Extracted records
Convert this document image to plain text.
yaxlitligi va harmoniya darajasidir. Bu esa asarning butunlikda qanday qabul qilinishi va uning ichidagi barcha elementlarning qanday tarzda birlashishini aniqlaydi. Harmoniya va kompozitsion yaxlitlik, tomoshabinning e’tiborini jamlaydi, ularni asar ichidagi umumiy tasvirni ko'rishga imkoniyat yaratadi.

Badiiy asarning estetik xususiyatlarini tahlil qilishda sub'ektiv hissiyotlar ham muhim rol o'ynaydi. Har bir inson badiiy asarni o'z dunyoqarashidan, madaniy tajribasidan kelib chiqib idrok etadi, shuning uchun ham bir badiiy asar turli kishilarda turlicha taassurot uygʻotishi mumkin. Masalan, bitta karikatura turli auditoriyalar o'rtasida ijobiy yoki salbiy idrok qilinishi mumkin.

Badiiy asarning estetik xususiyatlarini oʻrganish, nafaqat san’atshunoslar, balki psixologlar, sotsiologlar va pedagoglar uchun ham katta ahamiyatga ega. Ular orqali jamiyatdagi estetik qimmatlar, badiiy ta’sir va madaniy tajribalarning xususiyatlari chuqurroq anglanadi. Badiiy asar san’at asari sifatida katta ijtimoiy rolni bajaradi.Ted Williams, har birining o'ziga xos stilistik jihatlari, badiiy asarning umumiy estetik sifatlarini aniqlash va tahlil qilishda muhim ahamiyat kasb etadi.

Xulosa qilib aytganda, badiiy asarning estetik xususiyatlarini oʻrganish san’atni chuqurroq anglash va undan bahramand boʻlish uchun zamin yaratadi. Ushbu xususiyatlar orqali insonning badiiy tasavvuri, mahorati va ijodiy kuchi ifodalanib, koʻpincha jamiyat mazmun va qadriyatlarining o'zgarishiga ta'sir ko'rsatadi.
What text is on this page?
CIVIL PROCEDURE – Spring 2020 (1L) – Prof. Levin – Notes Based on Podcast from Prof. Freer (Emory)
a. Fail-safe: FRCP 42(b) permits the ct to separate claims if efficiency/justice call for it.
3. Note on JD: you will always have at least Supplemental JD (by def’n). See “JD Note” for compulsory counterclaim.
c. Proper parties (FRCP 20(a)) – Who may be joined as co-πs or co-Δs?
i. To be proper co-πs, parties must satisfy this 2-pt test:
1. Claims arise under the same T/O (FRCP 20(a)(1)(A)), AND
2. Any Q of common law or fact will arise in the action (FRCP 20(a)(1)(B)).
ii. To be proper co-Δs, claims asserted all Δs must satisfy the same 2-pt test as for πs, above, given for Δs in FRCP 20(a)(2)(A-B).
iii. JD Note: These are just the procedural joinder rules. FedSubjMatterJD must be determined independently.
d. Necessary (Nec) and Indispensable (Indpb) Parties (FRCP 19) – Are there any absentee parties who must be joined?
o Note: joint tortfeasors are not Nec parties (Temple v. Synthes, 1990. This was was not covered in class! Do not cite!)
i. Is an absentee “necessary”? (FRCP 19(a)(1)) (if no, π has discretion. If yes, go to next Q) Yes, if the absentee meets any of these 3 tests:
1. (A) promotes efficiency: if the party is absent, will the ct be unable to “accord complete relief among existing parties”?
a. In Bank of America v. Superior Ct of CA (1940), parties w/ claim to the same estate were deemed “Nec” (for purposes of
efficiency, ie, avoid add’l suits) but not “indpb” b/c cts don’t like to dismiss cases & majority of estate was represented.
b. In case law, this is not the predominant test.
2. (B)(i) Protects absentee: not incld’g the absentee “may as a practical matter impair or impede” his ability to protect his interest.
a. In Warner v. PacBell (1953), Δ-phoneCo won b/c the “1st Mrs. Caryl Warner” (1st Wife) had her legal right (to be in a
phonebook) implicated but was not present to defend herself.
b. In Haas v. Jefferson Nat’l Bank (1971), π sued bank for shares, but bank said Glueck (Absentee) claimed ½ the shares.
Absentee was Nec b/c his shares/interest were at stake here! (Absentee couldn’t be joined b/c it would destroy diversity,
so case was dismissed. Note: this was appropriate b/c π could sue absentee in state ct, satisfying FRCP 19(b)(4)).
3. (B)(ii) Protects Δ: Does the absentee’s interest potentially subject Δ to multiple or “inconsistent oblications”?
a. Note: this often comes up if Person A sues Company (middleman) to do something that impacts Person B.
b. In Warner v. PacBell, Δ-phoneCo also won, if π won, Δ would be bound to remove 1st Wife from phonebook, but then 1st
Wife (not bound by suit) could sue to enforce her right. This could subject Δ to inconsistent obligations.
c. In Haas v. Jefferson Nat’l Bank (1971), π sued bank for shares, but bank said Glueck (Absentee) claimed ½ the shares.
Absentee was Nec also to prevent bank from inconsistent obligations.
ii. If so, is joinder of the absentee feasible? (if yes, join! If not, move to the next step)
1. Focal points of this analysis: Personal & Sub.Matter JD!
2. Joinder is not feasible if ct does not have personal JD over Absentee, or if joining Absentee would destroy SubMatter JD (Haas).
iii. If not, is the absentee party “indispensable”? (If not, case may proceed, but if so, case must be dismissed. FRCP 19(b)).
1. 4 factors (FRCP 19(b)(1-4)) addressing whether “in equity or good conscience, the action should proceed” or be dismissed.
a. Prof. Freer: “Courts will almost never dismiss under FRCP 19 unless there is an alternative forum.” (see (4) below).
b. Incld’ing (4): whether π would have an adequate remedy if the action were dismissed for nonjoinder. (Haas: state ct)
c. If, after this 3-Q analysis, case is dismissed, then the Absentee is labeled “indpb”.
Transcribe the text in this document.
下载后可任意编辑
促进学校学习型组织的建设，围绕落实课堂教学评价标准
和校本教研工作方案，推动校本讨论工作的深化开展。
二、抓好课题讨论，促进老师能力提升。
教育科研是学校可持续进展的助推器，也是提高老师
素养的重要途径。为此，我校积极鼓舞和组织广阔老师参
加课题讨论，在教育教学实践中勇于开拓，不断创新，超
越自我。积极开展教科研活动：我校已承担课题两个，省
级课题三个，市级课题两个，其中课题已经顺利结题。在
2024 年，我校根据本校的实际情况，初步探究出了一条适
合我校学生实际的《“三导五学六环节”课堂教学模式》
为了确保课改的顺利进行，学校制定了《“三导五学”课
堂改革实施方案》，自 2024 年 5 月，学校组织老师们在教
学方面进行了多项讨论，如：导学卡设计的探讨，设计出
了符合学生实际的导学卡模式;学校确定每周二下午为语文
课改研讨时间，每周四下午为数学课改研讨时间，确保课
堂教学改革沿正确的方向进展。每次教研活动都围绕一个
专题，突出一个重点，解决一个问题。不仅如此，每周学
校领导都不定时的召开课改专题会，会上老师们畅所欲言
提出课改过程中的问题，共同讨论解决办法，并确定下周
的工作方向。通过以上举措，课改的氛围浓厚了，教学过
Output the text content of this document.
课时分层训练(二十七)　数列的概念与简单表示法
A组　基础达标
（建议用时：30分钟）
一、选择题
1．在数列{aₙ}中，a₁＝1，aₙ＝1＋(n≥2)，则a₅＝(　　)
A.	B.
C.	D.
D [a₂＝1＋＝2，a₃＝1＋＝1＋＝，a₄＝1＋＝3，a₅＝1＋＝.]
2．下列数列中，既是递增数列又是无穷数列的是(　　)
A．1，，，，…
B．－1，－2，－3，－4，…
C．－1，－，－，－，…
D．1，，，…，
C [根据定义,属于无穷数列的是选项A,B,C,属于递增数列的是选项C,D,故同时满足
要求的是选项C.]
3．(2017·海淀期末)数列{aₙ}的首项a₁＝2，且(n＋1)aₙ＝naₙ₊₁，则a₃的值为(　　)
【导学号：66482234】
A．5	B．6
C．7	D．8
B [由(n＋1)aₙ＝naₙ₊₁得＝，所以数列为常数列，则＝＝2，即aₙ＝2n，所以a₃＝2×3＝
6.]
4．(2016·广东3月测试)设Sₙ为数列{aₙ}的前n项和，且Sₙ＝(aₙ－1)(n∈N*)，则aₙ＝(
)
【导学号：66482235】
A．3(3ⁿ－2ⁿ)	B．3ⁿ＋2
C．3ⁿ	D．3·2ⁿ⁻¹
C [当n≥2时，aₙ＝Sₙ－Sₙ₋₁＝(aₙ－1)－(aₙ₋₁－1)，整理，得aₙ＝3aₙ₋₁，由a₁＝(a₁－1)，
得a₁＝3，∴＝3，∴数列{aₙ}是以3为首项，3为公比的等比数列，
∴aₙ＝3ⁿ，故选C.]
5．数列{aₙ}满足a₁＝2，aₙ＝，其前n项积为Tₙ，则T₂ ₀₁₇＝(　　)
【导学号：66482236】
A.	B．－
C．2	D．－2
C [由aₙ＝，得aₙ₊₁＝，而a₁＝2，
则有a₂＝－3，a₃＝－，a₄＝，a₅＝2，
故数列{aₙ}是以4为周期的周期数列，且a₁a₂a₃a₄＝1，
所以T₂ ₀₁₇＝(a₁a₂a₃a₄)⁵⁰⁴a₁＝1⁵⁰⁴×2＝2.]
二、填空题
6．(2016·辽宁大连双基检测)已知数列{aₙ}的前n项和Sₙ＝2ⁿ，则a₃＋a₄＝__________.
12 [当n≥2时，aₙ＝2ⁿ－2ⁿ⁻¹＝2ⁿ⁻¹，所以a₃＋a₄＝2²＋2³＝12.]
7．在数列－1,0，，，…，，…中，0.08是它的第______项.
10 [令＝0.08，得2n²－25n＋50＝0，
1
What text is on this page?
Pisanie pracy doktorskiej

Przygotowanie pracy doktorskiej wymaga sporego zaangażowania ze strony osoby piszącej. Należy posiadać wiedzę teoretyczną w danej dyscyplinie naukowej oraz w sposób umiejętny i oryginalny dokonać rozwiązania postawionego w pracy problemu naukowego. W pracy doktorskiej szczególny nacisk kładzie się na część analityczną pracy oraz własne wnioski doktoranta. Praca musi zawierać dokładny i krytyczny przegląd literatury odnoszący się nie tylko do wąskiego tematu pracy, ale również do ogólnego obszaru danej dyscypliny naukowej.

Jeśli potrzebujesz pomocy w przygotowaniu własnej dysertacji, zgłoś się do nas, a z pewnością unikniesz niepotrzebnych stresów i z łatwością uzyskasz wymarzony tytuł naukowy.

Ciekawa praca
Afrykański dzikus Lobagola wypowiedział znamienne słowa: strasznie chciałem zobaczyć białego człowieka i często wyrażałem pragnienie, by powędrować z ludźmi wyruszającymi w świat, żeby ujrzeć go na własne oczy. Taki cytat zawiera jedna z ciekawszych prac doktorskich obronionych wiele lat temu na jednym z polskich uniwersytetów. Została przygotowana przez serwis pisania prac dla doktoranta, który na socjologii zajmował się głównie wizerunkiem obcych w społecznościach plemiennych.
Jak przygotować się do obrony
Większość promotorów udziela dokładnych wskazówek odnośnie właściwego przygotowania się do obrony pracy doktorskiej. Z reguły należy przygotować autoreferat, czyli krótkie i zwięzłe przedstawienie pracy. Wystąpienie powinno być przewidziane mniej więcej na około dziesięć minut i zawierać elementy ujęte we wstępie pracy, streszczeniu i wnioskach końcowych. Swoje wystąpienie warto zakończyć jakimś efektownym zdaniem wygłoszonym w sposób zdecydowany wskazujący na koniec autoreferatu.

| JOB |
Say how many lines in the records contain the string "must", and say nothing else.

| THE RESULT |
5